— Record list —
○ ○ ○ ○ ○

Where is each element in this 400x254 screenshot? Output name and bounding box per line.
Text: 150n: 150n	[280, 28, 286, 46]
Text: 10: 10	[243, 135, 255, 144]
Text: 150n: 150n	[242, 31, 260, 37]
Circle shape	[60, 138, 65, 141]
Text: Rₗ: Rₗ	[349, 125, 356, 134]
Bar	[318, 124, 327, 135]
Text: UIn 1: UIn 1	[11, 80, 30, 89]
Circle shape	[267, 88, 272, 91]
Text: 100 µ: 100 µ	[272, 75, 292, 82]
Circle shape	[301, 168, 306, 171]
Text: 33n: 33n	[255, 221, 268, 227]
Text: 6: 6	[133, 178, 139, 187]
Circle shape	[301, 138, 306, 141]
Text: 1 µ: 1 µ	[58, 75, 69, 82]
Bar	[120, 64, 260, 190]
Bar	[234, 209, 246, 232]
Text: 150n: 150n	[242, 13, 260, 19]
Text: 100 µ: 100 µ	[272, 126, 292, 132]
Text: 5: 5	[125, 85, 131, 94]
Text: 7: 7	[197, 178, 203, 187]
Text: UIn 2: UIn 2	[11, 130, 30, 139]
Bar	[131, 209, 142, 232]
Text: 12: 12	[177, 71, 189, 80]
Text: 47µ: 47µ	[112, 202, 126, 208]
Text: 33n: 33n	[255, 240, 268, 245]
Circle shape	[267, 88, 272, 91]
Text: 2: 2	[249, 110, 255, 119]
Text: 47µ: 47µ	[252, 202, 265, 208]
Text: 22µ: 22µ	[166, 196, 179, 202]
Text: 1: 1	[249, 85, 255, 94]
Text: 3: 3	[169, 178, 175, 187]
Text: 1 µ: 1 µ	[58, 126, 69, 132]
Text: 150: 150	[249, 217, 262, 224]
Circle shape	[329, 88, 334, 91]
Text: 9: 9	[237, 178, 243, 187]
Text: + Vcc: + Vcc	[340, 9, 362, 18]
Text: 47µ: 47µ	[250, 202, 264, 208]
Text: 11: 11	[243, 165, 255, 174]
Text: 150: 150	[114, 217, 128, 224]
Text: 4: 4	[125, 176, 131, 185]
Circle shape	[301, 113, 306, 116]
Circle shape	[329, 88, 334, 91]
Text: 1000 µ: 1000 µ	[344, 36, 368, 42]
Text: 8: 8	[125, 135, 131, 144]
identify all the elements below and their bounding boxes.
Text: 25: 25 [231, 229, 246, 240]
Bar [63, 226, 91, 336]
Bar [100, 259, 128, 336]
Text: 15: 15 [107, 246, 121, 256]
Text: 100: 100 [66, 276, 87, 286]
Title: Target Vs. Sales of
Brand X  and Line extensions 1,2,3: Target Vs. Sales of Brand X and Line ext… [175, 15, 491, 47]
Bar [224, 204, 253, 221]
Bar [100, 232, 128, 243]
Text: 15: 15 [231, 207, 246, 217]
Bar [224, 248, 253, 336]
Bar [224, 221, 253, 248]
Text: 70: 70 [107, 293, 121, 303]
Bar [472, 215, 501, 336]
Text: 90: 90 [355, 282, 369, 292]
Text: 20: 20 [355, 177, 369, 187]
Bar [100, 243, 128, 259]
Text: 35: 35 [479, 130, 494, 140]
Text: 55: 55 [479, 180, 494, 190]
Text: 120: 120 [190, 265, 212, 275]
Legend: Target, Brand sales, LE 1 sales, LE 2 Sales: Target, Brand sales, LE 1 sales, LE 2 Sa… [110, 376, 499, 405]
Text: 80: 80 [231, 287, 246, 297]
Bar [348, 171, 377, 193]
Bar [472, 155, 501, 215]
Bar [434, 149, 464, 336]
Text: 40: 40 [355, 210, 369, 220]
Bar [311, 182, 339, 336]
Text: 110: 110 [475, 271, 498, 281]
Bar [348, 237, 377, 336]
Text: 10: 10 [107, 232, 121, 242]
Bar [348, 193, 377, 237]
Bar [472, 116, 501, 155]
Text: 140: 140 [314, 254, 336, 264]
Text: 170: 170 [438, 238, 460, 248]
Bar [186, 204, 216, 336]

○ ○ ○ ○ ○

— Problem details —
Copy the records verbatim, from their first line down to and including the line that contains "Bar [224, 221, 253, 248]".

— Answer to this problem —
Where is each element in this 400x254 screenshot? Output name and bounding box per line.
Text: 150n: 150n	[280, 28, 286, 46]
Text: 10: 10	[243, 135, 255, 144]
Text: 150n: 150n	[242, 31, 260, 37]
Circle shape	[60, 138, 65, 141]
Text: Rₗ: Rₗ	[349, 125, 356, 134]
Bar	[318, 124, 327, 135]
Text: UIn 1: UIn 1	[11, 80, 30, 89]
Circle shape	[267, 88, 272, 91]
Text: 100 µ: 100 µ	[272, 75, 292, 82]
Circle shape	[301, 168, 306, 171]
Text: 33n: 33n	[255, 221, 268, 227]
Text: 6: 6	[133, 178, 139, 187]
Circle shape	[301, 138, 306, 141]
Text: 1 µ: 1 µ	[58, 75, 69, 82]
Bar	[120, 64, 260, 190]
Bar	[234, 209, 246, 232]
Text: 150n: 150n	[242, 13, 260, 19]
Text: 100 µ: 100 µ	[272, 126, 292, 132]
Text: 5: 5	[125, 85, 131, 94]
Text: 7: 7	[197, 178, 203, 187]
Text: UIn 2: UIn 2	[11, 130, 30, 139]
Bar	[131, 209, 142, 232]
Text: 12: 12	[177, 71, 189, 80]
Text: 47µ: 47µ	[112, 202, 126, 208]
Text: 33n: 33n	[255, 240, 268, 245]
Circle shape	[267, 88, 272, 91]
Text: 2: 2	[249, 110, 255, 119]
Text: 47µ: 47µ	[252, 202, 265, 208]
Text: 22µ: 22µ	[166, 196, 179, 202]
Text: 1: 1	[249, 85, 255, 94]
Text: 3: 3	[169, 178, 175, 187]
Text: 1 µ: 1 µ	[58, 126, 69, 132]
Text: 150: 150	[249, 217, 262, 224]
Circle shape	[329, 88, 334, 91]
Text: 9: 9	[237, 178, 243, 187]
Text: + Vcc: + Vcc	[340, 9, 362, 18]
Text: 47µ: 47µ	[250, 202, 264, 208]
Text: 11: 11	[243, 165, 255, 174]
Text: 150: 150	[114, 217, 128, 224]
Text: 4: 4	[125, 176, 131, 185]
Circle shape	[301, 113, 306, 116]
Circle shape	[329, 88, 334, 91]
Text: 1000 µ: 1000 µ	[344, 36, 368, 42]
Text: 8: 8	[125, 135, 131, 144]
identify all the elements below and their bounding boxes.
Text: 25: 25 [231, 229, 246, 240]
Bar [63, 226, 91, 336]
Bar [100, 259, 128, 336]
Text: 15: 15 [107, 246, 121, 256]
Text: 100: 100 [66, 276, 87, 286]
Title: Target Vs. Sales of
Brand X  and Line extensions 1,2,3: Target Vs. Sales of Brand X and Line ext… [175, 15, 491, 47]
Bar [224, 204, 253, 221]
Bar [100, 232, 128, 243]
Text: 15: 15 [231, 207, 246, 217]
Bar [224, 248, 253, 336]
Bar [224, 221, 253, 248]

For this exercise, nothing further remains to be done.